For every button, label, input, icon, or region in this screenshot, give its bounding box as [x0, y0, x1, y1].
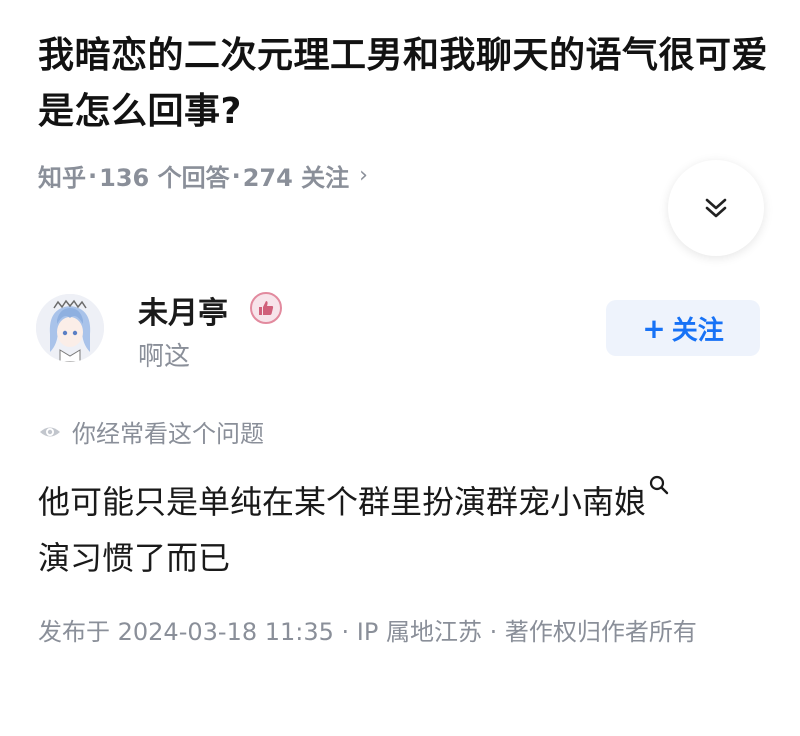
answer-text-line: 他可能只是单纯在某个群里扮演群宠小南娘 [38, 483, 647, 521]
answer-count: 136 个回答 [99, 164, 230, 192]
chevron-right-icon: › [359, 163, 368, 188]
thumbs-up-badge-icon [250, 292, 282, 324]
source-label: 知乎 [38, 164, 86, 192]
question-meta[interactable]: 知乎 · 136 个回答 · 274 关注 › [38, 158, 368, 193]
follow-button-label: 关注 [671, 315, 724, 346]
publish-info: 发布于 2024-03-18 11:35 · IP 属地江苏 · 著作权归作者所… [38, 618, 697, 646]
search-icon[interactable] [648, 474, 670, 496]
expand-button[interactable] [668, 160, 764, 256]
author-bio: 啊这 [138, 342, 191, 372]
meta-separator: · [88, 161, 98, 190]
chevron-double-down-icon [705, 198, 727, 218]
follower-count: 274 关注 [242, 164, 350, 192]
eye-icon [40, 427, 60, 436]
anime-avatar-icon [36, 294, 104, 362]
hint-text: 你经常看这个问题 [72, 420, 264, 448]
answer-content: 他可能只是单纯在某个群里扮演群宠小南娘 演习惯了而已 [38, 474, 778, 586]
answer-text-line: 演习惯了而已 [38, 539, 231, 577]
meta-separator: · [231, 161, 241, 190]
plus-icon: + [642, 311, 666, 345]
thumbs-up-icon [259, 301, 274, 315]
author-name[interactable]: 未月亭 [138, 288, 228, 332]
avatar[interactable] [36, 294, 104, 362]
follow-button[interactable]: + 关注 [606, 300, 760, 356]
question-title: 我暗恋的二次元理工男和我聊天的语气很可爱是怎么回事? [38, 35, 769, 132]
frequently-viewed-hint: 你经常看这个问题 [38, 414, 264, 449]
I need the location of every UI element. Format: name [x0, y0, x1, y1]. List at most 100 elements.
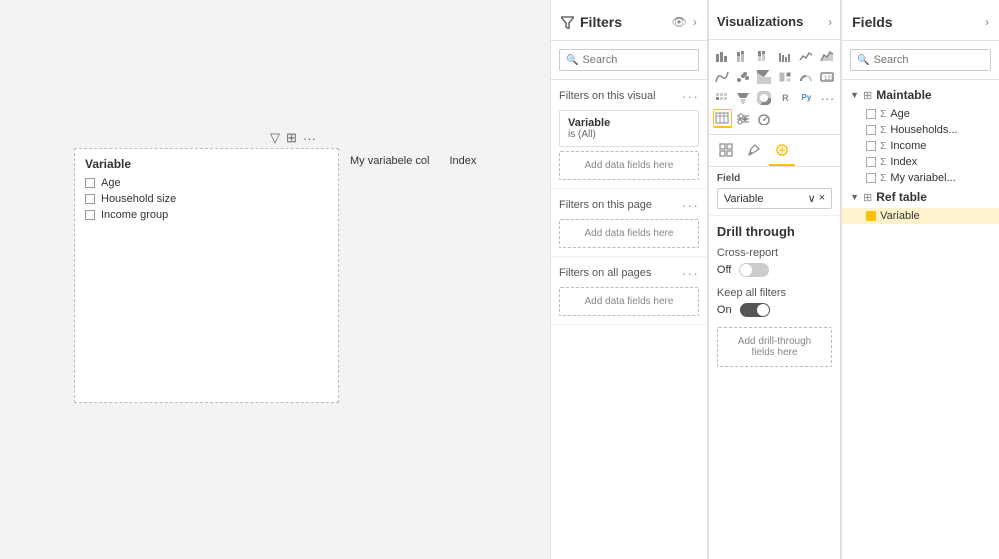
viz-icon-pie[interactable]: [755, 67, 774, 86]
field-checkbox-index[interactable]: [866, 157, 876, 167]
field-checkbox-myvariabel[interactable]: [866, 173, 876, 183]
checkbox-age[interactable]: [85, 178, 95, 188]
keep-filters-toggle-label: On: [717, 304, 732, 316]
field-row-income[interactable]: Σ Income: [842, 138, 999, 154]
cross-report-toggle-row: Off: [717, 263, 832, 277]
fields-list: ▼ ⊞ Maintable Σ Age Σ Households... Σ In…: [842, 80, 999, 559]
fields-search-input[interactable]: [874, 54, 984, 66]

----------

Task goal: Reproduce the whole listing above word for word. Leave out the two picture markers.

Written response:
For every button, label, input, icon, or region in this screenshot, give its bounding box as [x0, y0, x1, y1].
answer-text-line: 他可能只是单纯在某个群里扮演群宠小南娘 [38, 483, 647, 521]
answer-count: 136 个回答 [99, 164, 230, 192]
chevron-right-icon: › [359, 163, 368, 188]
thumbs-up-badge-icon [250, 292, 282, 324]
source-label: 知乎 [38, 164, 86, 192]
question-meta[interactable]: 知乎 · 136 个回答 · 274 关注 › [38, 158, 368, 193]
follow-button-label: 关注 [671, 315, 724, 346]
publish-info: 发布于 2024-03-18 11:35 · IP 属地江苏 · 著作权归作者所… [38, 618, 697, 646]
search-icon[interactable] [648, 474, 670, 496]
expand-button[interactable] [668, 160, 764, 256]
author-bio: 啊这 [138, 342, 191, 372]
meta-separator: · [88, 161, 98, 190]
chevron-double-down-icon [705, 198, 727, 218]
follower-count: 274 关注 [242, 164, 350, 192]
eye-icon [40, 427, 60, 436]
anime-avatar-icon [36, 294, 104, 362]
hint-text: 你经常看这个问题 [72, 420, 264, 448]
answer-content: 他可能只是单纯在某个群里扮演群宠小南娘 演习惯了而已 [38, 474, 778, 586]
answer-text-line: 演习惯了而已 [38, 539, 231, 577]
meta-separator: · [231, 161, 241, 190]
plus-icon: + [642, 311, 666, 345]
thumbs-up-icon [259, 301, 274, 315]
author-name[interactable]: 未月亭 [138, 288, 228, 332]
avatar[interactable] [36, 294, 104, 362]
follow-button[interactable]: + 关注 [606, 300, 760, 356]
question-title: 我暗恋的二次元理工男和我聊天的语气很可爱是怎么回事? [38, 35, 769, 132]
frequently-viewed-hint: 你经常看这个问题 [38, 414, 264, 449]
I need the location of every UI element. Format: name [x0, y0, x1, y1]. List at most 100 elements.
viz-icon-pie[interactable]: [755, 67, 774, 86]
field-checkbox-index[interactable]: [866, 157, 876, 167]
field-checkbox-myvariabel[interactable]: [866, 173, 876, 183]
checkbox-age[interactable]: [85, 178, 95, 188]
keep-filters-toggle-label: On: [717, 304, 732, 316]
field-row-income[interactable]: Σ Income: [842, 138, 999, 154]
cross-report-toggle-row: Off: [717, 263, 832, 277]
fields-list: ▼ ⊞ Maintable Σ Age Σ Households... Σ In…: [842, 80, 999, 559]
fields-search-input[interactable]: [874, 54, 984, 66]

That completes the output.